§ **EXERCISE DIRECTIONS**
In the entries that follow, find the word "並影響商譽" and report each line it is on.

§ **THE DATA**

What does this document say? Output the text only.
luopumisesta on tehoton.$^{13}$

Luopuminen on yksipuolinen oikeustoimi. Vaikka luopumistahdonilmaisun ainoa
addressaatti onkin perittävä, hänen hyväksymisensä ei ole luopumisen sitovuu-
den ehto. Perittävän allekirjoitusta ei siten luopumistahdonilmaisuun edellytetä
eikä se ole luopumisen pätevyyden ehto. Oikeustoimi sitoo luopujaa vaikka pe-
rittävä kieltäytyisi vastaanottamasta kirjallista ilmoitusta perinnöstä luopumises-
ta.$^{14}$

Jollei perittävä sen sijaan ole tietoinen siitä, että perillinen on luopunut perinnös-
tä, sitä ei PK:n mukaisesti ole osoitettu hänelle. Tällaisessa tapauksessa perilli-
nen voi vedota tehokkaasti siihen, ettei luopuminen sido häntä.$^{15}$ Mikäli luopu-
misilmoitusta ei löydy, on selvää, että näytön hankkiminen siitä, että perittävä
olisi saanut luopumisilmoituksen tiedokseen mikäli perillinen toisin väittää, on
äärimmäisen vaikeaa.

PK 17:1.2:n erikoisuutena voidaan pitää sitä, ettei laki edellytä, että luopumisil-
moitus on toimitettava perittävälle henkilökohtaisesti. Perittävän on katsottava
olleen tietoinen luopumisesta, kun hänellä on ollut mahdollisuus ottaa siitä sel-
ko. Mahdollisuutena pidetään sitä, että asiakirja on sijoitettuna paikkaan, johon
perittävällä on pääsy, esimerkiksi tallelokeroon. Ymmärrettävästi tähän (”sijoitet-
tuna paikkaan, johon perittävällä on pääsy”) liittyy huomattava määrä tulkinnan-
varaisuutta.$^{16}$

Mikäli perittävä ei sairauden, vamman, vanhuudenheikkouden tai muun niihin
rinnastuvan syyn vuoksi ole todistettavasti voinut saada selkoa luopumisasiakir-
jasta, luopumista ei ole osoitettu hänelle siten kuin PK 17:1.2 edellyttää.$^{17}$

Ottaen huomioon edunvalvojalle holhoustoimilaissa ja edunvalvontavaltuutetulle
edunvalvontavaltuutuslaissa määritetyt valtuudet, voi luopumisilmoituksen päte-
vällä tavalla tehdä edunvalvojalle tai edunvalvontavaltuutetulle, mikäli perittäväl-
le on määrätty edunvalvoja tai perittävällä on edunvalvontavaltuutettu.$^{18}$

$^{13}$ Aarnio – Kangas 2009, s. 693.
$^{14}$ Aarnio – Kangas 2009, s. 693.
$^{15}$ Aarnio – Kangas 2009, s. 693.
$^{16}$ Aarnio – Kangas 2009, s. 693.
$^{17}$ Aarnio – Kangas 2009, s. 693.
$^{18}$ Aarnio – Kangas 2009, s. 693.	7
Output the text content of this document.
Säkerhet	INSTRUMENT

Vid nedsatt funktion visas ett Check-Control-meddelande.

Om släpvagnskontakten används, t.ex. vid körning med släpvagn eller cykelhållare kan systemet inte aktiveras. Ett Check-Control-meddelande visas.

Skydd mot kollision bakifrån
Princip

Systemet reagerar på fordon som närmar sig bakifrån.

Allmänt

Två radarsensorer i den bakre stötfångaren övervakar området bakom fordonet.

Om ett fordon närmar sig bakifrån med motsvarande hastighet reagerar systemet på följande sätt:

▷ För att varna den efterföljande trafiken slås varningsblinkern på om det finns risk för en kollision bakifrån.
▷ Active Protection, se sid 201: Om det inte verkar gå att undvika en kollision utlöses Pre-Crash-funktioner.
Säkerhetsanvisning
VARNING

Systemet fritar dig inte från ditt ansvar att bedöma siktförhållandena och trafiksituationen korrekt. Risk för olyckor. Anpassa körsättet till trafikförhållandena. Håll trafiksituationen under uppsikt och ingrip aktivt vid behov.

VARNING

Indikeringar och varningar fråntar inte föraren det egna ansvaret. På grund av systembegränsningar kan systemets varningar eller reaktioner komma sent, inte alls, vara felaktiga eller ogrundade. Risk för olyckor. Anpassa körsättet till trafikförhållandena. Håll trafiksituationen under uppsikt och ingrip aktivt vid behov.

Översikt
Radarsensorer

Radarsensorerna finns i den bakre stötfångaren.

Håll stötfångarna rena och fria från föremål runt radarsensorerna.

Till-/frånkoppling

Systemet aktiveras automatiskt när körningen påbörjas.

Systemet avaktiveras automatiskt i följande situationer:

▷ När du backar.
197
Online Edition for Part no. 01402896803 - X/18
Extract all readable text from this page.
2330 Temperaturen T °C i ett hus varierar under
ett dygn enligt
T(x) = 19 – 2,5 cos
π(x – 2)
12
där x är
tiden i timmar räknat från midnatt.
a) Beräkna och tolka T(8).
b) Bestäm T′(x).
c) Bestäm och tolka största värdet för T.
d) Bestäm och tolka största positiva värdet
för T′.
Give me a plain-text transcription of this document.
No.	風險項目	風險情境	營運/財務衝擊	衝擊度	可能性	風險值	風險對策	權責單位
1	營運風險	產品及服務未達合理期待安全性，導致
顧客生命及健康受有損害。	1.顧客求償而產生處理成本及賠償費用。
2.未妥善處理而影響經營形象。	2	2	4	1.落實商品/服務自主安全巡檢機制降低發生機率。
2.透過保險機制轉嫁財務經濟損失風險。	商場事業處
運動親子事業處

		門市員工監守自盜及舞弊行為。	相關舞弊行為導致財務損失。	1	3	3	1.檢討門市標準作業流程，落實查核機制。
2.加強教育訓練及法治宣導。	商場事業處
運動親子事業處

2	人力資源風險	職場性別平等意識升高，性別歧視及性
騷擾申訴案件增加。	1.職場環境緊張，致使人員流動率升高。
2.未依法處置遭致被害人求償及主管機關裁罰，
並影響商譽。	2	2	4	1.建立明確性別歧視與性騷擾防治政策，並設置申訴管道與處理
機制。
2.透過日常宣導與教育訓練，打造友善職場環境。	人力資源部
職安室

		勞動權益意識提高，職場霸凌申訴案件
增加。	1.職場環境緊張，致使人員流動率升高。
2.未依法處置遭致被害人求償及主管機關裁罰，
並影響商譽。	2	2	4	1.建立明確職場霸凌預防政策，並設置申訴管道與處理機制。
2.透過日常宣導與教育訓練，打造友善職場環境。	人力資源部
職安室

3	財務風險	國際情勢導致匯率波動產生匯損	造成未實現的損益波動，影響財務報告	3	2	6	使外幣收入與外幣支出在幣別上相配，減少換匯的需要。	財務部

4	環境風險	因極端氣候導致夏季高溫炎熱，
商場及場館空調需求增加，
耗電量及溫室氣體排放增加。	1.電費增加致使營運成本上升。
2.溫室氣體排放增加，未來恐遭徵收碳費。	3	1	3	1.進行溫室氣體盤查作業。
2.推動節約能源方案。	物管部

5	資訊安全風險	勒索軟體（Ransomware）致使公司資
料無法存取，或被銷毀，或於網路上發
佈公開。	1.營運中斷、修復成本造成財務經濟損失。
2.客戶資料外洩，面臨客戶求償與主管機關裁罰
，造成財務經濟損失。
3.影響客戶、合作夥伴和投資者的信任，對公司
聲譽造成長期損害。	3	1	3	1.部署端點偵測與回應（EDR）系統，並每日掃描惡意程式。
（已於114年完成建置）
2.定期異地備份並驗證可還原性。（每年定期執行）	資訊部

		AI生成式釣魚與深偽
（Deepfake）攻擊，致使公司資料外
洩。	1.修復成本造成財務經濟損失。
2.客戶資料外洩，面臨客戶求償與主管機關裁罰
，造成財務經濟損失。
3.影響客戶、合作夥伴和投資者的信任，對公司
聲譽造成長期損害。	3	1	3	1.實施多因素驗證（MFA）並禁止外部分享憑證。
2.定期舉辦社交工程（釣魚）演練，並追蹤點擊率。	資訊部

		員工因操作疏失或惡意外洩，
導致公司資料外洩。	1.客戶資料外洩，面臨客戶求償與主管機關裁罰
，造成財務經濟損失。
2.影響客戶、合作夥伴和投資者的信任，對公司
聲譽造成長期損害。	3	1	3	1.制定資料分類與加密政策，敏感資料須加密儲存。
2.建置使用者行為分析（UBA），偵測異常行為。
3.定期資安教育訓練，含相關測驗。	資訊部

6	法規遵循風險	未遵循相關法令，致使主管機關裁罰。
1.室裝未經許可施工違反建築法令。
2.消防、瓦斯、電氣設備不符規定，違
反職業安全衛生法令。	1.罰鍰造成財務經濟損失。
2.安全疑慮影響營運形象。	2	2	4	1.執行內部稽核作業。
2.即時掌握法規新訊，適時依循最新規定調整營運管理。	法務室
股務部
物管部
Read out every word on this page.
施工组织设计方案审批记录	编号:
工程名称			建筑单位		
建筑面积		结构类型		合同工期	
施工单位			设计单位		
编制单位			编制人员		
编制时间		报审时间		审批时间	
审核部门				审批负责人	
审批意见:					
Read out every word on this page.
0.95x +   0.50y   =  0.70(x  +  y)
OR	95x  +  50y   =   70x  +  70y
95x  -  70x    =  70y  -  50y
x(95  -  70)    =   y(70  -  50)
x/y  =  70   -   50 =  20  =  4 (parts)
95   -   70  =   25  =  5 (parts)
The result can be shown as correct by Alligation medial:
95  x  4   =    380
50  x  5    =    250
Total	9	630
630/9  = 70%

§ **WRITTEN SOLUTION**
並影響商譽。	2	2	4	1.建立明確性別歧視與性騷擾防治政策，並設置申訴管道與處理
並影響商譽。	2	2	4	1.建立明確職場霸凌預防政策，並設置申訴管道與處理機制。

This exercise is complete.